Using the data below, tally the lines that include the string "siente". Only the number is wanted.

Saved entries:
#####

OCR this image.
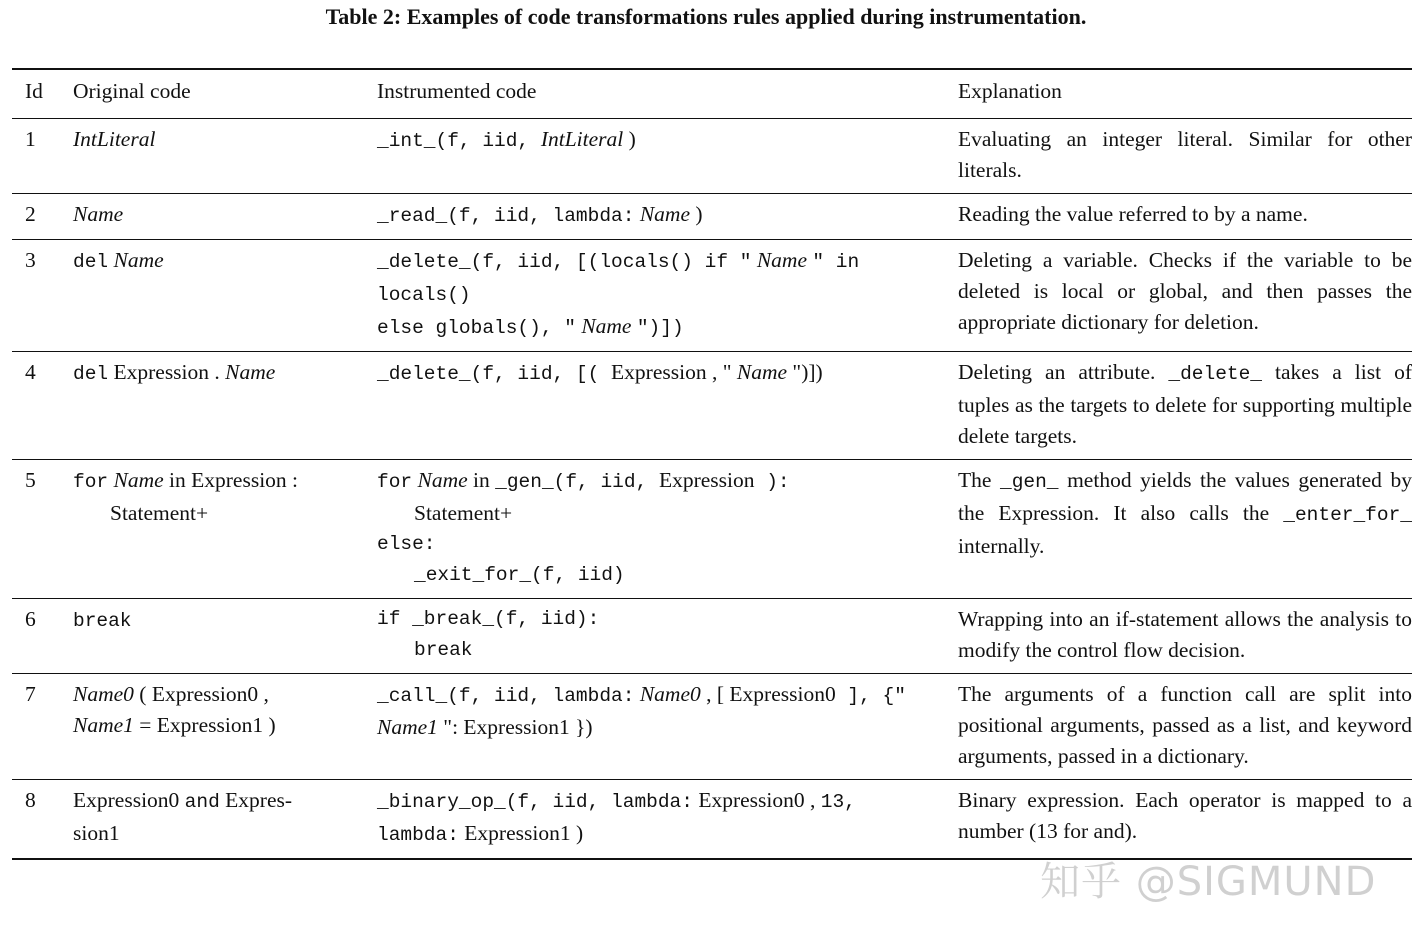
Table 2: Examples of code transformations rules applied during instrumentation.
Id	Original code	Instrumented code	Explanation
1	IntLiteral	_int_(f, iid, IntLiteral )	Evaluating an integer literal. Similar for other literals.

2	Name	_read_(f, iid, lambda: Name )	Reading the value referred to by a name.

3	del Name	_delete_(f, iid, [(locals() if " Name " in locals()
else globals(), " Name ")])	Deleting a variable. Checks if the variable to be deleted is local or global, and then passes the appropriate dictionary for deletion.

4	del Expression . Name	_delete_(f, iid, [( Expression , " Name ")])	Deleting an attribute. _delete_ takes a list of tuples as the targets to delete for supporting multiple delete targets.

5	for Name in Expression :
Statement+	for Name in _gen_(f, iid, Expression ):
Statement+
else:
_exit_for_(f, iid)	The _gen_ method yields the values generated by the Expression. It also calls the _enter_for_ internally.

6	break	if _break_(f, iid):
break	Wrapping into an if-statement allows the analysis to modify the control flow decision.

7	Name0 ( Expression0 ,
Name1 = Expression1 )	_call_(f, iid, lambda: Name0 , [ Expression0 ], {"
Name1 ": Expression1 })	The arguments of a function call are split into positional arguments, passed as a list, and keyword arguments, passed in a dictionary.

8	Expression0 and Expres-
sion1	_binary_op_(f, iid, lambda: Expression0 , 13,
lambda: Expression1 )	Binary expression. Each operator is mapped to a number (13 for and).
知乎 @SIGMUND
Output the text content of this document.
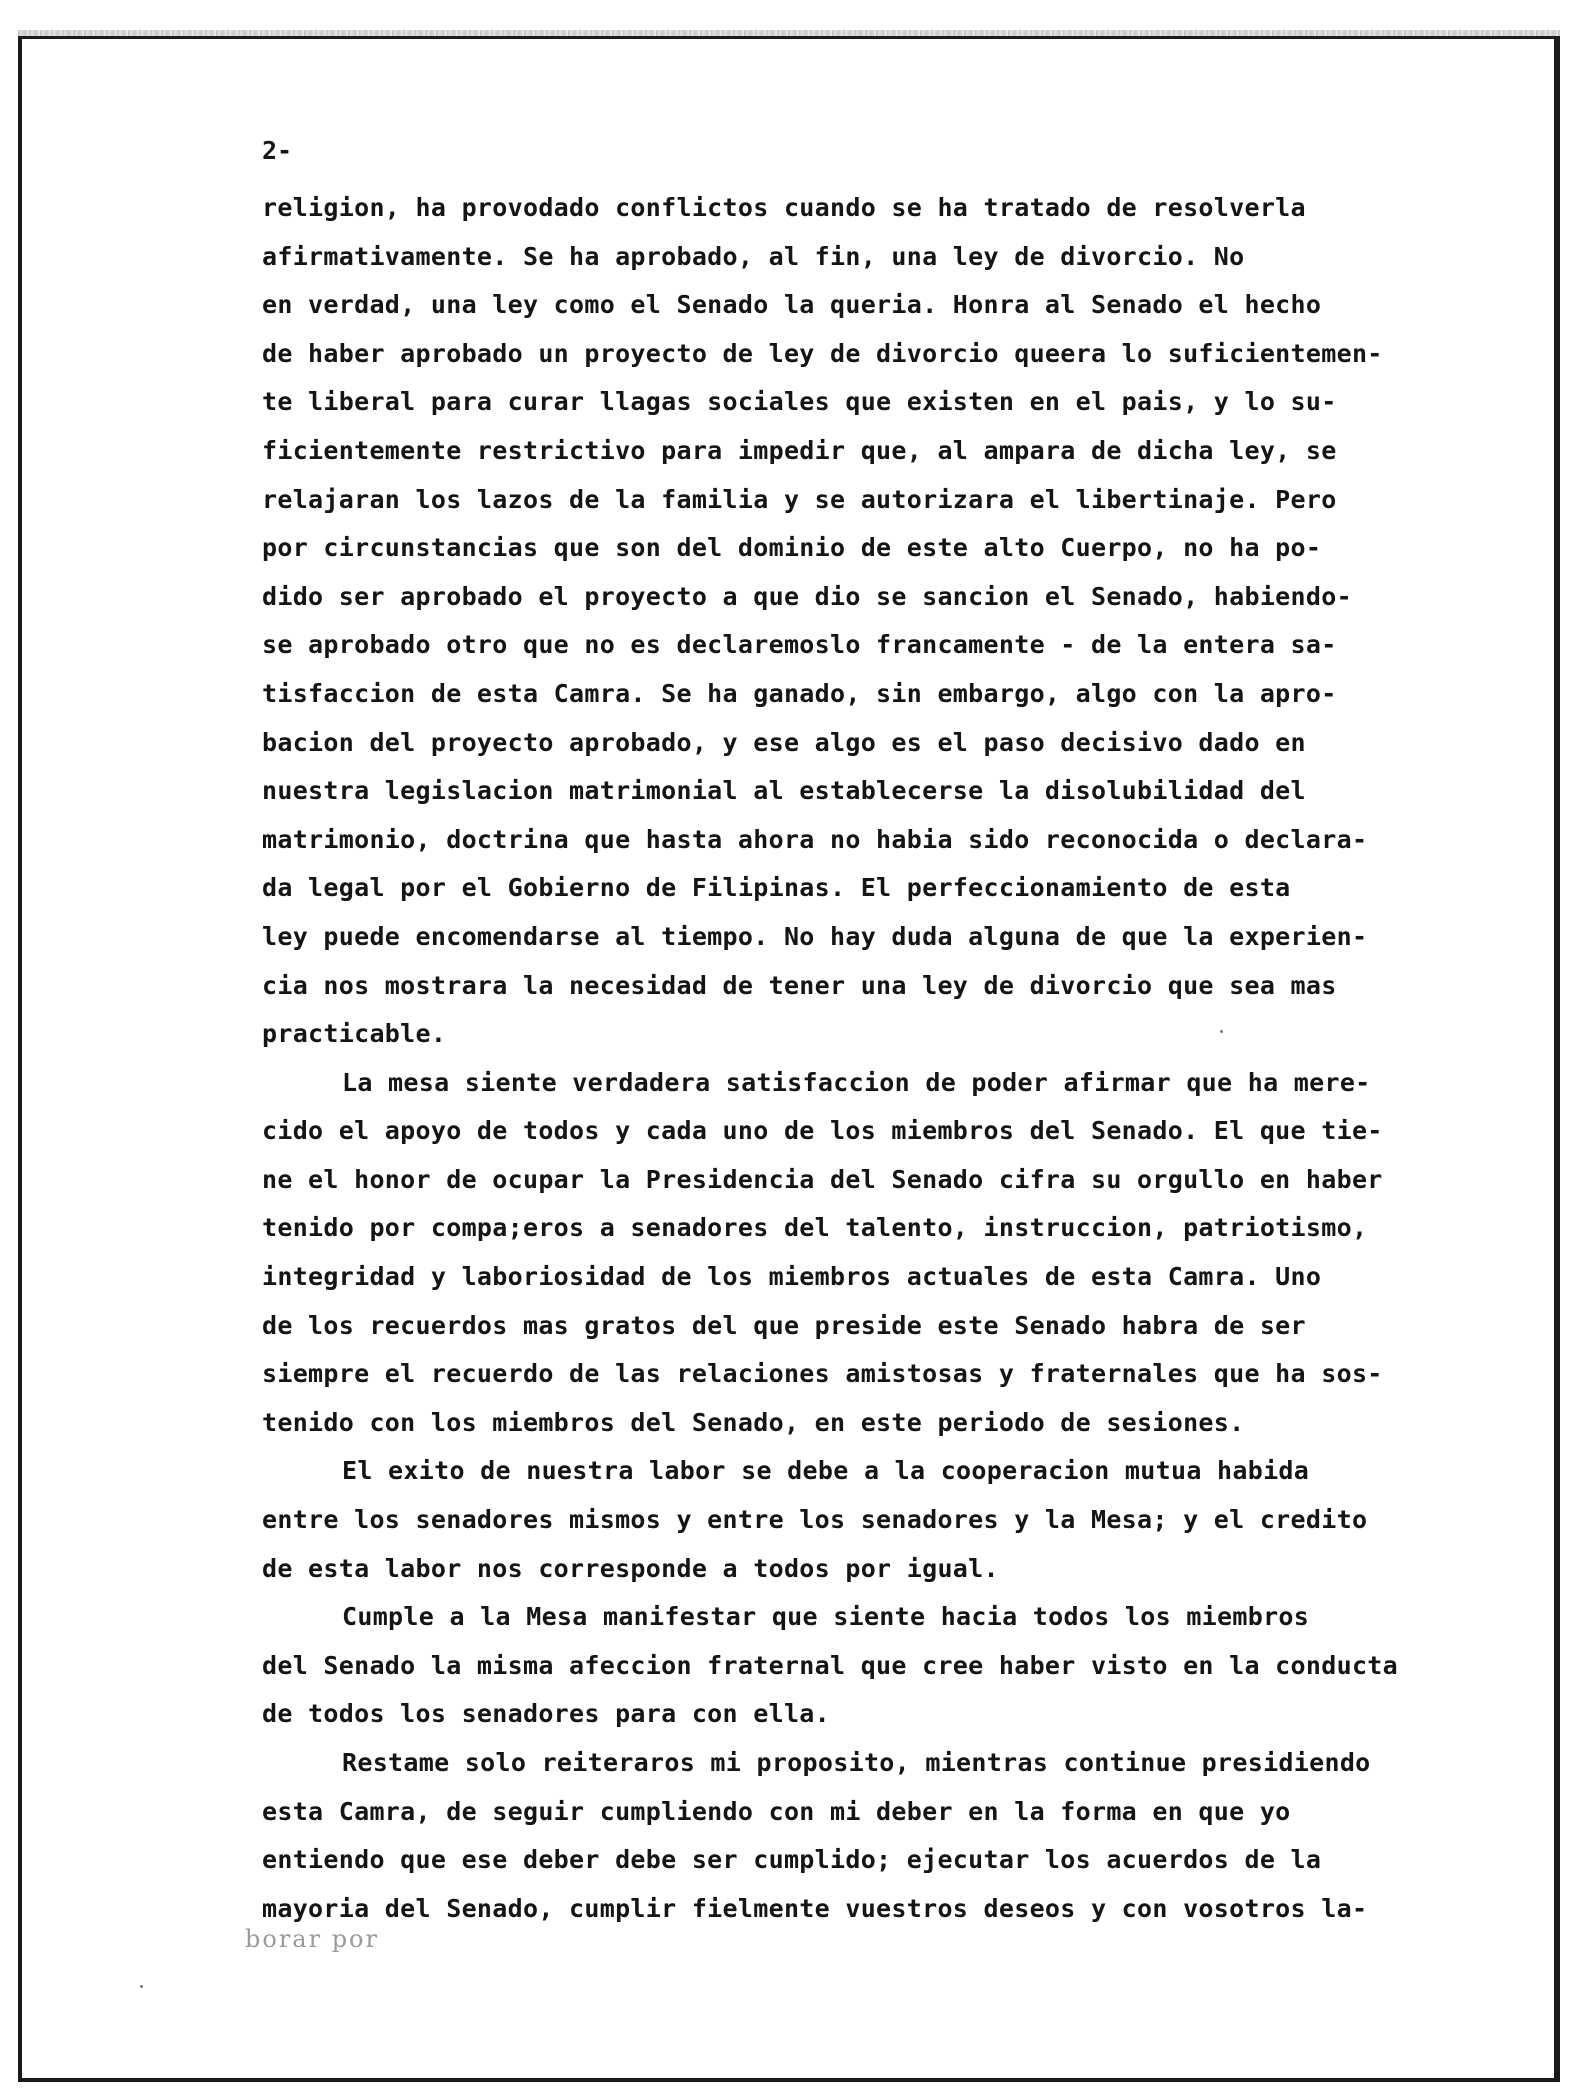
2-
religion, ha provodado conflictos cuando se ha tratado de resolverla
afirmativamente. Se ha aprobado, al fin, una ley de divorcio. No
en verdad, una ley como el Senado la queria. Honra al Senado el hecho
de haber aprobado un proyecto de ley de divorcio queera lo suficientemen-
te liberal para curar llagas sociales que existen en el pais, y lo su-
ficientemente restrictivo para impedir que, al ampara de dicha ley, se
relajaran los lazos de la familia y se autorizara el libertinaje. Pero
por circunstancias que son del dominio de este alto Cuerpo, no ha po-
dido ser aprobado el proyecto a que dio se sancion el Senado, habiendo-
se aprobado otro que no es declaremoslo francamente - de la entera sa-
tisfaccion de esta Camra. Se ha ganado, sin embargo, algo con la apro-
bacion del proyecto aprobado, y ese algo es el paso decisivo dado en
nuestra legislacion matrimonial al establecerse la disolubilidad del
matrimonio, doctrina que hasta ahora no habia sido reconocida o declara-
da legal por el Gobierno de Filipinas. El perfeccionamiento de esta
ley puede encomendarse al tiempo. No hay duda alguna de que la experien-
cia nos mostrara la necesidad de tener una ley de divorcio que sea mas
practicable.
La mesa siente verdadera satisfaccion de poder afirmar que ha mere-
cido el apoyo de todos y cada uno de los miembros del Senado. El que tie-
ne el honor de ocupar la Presidencia del Senado cifra su orgullo en haber
tenido por compa;eros a senadores del talento, instruccion, patriotismo,
integridad y laboriosidad de los miembros actuales de esta Camra. Uno
de los recuerdos mas gratos del que preside este Senado habra de ser
siempre el recuerdo de las relaciones amistosas y fraternales que ha sos-
tenido con los miembros del Senado, en este periodo de sesiones.
El exito de nuestra labor se debe a la cooperacion mutua habida
entre los senadores mismos y entre los senadores y la Mesa; y el credito
de esta labor nos corresponde a todos por igual.
Cumple a la Mesa manifestar que siente hacia todos los miembros
del Senado la misma afeccion fraternal que cree haber visto en la conducta
de todos los senadores para con ella.
Restame solo reiteraros mi proposito, mientras continue presidiendo
esta Camra, de seguir cumpliendo con mi deber en la forma en que yo
entiendo que ese deber debe ser cumplido; ejecutar los acuerdos de la
mayoria del Senado, cumplir fielmente vuestros deseos y con vosotros la-
borar por
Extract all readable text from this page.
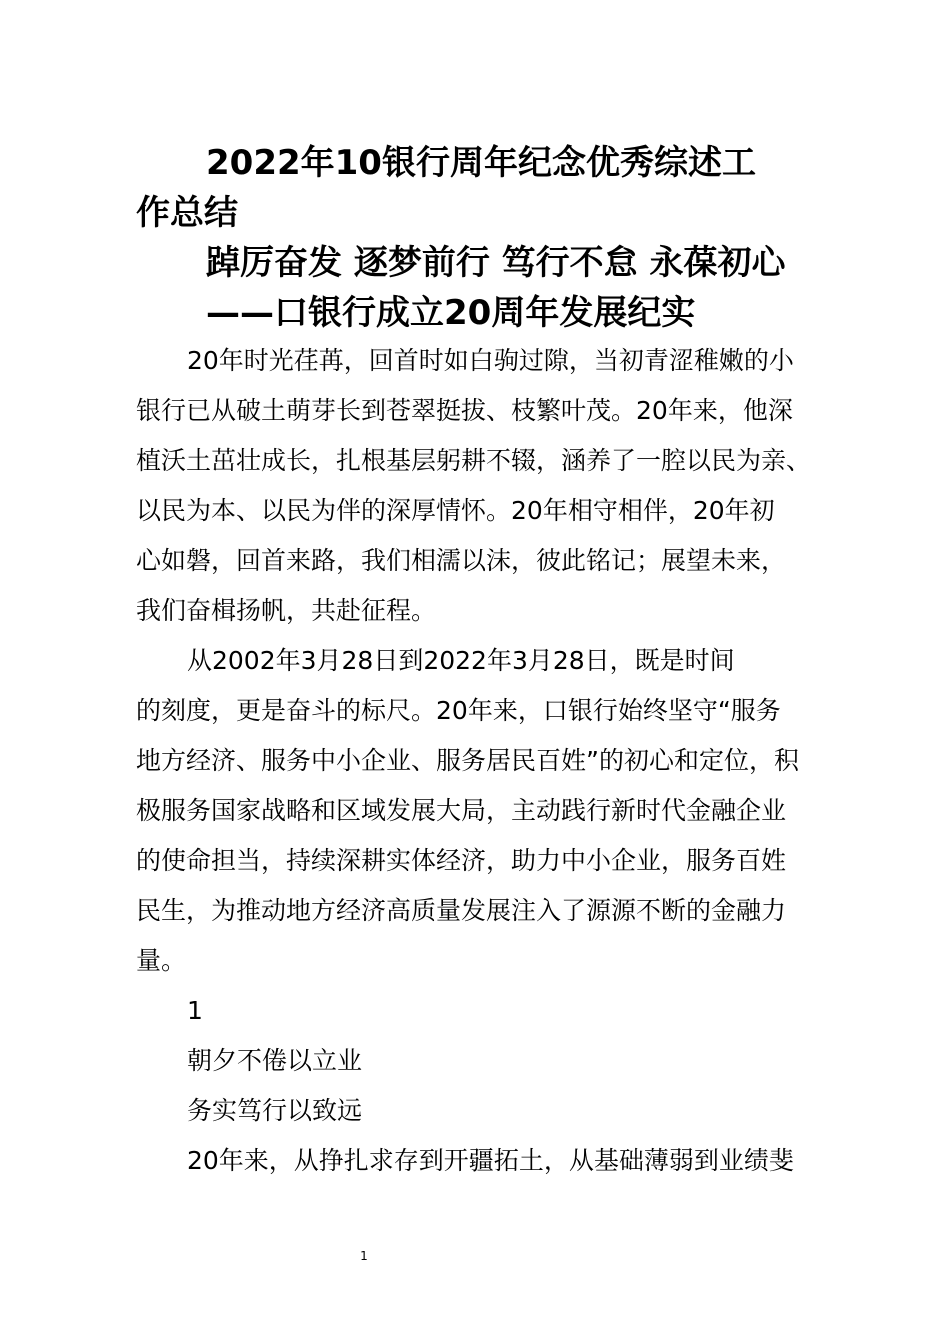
2022年10银行周年纪念优秀综述工

作总结

踔厉奋发 逐梦前行 笃行不怠 永葆初心

——口银行成立20周年发展纪实

20年时光荏苒，回首时如白驹过隙，当初青涩稚嫩的小

银行已从破土萌芽长到苍翠挺拔、枝繁叶茂。20年来，他深

植沃土茁壮成长，扎根基层躬耕不辍，涵养了一腔以民为亲、

以民为本、以民为伴的深厚情怀。20年相守相伴，20年初

心如磐，回首来路，我们相濡以沫，彼此铭记；展望未来，

我们奋楫扬帆，共赴征程。

从2002年3月28日到2022年3月28日，既是时间

的刻度，更是奋斗的标尺。20年来，口银行始终坚守“服务

地方经济、服务中小企业、服务居民百姓”的初心和定位，积

极服务国家战略和区域发展大局，主动践行新时代金融企业

的使命担当，持续深耕实体经济，助力中小企业，服务百姓

民生，为推动地方经济高质量发展注入了源源不断的金融力

量。

1

朝夕不倦以立业

务实笃行以致远

20年来，从挣扎求存到开疆拓土，从基础薄弱到业绩斐

1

#####

Answer to the problem
2